(THE EXERCISE) Find the word "description" in the data. Return every line where it appears.

(RAW RECORDS)
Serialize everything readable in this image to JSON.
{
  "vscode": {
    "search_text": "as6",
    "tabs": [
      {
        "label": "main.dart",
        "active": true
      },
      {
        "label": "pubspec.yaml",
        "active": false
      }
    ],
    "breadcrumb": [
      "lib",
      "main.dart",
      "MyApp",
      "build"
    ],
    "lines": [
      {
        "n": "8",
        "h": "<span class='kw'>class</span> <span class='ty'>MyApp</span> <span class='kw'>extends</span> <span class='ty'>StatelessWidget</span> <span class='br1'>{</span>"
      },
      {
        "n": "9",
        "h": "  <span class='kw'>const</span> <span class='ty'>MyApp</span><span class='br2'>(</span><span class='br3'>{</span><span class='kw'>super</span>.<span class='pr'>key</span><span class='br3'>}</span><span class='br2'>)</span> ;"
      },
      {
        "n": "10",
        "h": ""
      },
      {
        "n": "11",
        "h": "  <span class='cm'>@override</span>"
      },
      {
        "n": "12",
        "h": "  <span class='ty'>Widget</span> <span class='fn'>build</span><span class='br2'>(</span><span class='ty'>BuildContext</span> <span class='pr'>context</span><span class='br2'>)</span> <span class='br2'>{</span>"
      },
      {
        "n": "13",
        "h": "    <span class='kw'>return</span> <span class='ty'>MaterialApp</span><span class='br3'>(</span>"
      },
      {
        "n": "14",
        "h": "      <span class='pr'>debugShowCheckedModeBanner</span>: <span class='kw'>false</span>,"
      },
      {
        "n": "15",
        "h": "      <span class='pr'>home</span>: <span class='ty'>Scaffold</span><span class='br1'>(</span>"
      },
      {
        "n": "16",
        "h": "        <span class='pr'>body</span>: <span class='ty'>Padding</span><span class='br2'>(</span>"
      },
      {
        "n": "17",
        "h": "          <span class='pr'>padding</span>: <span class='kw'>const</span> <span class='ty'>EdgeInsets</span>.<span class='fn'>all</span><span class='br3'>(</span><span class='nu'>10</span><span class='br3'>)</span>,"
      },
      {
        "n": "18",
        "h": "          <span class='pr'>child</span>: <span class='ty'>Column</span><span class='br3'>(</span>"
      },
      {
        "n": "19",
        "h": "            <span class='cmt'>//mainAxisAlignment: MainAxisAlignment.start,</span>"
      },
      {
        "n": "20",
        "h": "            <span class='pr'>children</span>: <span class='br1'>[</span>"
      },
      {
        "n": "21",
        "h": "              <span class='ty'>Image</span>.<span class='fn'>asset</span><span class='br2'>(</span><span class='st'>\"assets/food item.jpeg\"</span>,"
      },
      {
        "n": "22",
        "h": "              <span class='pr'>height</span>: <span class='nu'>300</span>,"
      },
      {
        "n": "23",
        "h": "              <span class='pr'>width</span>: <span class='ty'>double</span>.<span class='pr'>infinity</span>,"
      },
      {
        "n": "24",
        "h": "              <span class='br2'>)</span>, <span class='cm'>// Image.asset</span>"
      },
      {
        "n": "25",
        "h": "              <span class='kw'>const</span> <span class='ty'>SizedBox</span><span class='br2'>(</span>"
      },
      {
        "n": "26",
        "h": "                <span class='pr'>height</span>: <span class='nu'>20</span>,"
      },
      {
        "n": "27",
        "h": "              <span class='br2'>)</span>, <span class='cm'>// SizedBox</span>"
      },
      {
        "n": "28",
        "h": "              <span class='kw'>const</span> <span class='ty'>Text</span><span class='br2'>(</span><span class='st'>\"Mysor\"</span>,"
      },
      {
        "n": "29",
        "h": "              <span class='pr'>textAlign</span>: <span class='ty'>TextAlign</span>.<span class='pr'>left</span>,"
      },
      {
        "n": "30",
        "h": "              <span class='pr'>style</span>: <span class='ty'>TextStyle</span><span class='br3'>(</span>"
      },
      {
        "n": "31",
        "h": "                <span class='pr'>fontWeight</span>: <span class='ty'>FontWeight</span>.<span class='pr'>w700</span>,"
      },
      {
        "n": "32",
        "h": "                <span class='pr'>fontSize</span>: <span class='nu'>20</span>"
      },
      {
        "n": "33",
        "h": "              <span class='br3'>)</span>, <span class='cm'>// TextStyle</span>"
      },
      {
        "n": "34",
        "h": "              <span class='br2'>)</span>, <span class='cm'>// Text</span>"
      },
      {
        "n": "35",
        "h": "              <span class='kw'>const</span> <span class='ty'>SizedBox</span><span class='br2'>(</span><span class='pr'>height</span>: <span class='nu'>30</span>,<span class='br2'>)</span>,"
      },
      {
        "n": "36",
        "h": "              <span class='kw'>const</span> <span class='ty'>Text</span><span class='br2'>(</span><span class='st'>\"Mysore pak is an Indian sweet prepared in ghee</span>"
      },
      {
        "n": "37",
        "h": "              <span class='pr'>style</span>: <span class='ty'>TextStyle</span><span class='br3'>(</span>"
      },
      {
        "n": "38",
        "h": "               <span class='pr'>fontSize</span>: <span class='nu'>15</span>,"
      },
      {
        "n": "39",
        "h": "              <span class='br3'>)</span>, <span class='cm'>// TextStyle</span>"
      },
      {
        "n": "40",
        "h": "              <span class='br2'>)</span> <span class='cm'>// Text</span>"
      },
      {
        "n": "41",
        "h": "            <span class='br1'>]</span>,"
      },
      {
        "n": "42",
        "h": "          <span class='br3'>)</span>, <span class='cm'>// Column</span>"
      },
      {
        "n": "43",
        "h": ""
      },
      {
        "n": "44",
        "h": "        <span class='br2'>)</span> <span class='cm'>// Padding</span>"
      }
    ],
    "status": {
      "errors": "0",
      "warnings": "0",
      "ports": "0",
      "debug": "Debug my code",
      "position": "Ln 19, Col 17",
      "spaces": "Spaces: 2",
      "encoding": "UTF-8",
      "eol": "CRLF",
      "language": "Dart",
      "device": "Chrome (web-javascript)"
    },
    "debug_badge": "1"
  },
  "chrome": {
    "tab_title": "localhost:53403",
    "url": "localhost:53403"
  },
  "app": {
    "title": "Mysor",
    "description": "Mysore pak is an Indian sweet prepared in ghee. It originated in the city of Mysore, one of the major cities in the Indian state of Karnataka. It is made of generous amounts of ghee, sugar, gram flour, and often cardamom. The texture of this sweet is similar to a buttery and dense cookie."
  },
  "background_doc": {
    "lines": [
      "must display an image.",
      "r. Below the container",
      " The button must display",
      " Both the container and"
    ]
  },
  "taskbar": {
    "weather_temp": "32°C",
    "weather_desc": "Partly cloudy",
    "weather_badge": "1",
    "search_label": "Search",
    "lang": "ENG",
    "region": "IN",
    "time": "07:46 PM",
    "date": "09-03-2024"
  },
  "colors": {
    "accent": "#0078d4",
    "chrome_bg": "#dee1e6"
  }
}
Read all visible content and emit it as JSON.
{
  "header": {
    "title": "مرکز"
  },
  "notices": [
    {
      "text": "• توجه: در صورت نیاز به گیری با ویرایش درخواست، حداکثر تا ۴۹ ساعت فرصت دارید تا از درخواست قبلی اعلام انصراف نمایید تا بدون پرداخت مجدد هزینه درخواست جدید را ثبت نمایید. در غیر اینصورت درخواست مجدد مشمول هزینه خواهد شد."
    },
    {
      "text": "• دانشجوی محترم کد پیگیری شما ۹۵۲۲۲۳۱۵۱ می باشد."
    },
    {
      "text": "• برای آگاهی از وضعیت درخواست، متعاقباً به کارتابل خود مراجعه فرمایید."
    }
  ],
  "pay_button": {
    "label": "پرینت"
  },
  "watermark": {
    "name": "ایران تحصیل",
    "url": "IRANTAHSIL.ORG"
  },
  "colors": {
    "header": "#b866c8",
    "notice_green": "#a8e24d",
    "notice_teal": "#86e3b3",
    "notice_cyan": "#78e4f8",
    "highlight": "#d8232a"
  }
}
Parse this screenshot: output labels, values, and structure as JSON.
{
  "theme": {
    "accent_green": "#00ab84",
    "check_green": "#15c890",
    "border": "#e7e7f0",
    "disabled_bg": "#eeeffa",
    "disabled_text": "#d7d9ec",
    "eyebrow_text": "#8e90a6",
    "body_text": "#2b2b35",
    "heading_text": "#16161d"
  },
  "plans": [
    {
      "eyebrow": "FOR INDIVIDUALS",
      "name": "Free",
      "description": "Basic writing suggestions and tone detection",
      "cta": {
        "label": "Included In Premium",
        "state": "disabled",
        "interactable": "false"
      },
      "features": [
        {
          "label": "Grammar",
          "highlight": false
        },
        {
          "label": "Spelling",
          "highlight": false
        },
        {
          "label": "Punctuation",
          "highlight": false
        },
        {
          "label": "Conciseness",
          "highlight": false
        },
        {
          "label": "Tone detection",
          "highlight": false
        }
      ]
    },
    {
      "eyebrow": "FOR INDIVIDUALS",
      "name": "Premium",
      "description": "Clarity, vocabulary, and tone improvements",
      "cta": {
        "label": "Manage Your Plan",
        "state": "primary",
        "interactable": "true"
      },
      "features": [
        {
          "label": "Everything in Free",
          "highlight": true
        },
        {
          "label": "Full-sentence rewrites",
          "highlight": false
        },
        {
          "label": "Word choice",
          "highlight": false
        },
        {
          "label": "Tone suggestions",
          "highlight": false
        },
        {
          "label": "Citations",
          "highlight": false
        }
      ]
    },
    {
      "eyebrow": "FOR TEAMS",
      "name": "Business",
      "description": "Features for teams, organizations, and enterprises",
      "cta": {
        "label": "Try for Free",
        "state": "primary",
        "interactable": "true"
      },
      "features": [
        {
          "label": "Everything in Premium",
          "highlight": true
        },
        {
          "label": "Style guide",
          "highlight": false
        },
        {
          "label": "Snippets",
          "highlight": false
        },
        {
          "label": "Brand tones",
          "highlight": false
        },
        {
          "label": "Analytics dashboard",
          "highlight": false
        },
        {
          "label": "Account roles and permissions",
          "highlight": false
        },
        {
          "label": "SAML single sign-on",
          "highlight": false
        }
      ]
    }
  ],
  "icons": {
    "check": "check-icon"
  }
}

(FULL ANSWER)
    "description": "Mysore pak is an Indian sweet prepared in ghee. It originated in the city of Mysore, one of the major cities in the Indian state of Karnataka. It is made of generous amounts of ghee, sugar, gram flour, and often cardamom. The texture of this sweet is similar to a buttery and dense cookie."
      "description": "Basic writing suggestions and tone detection",
      "description": "Clarity, vocabulary, and tone improvements",
      "description": "Features for teams, organizations, and enterprises",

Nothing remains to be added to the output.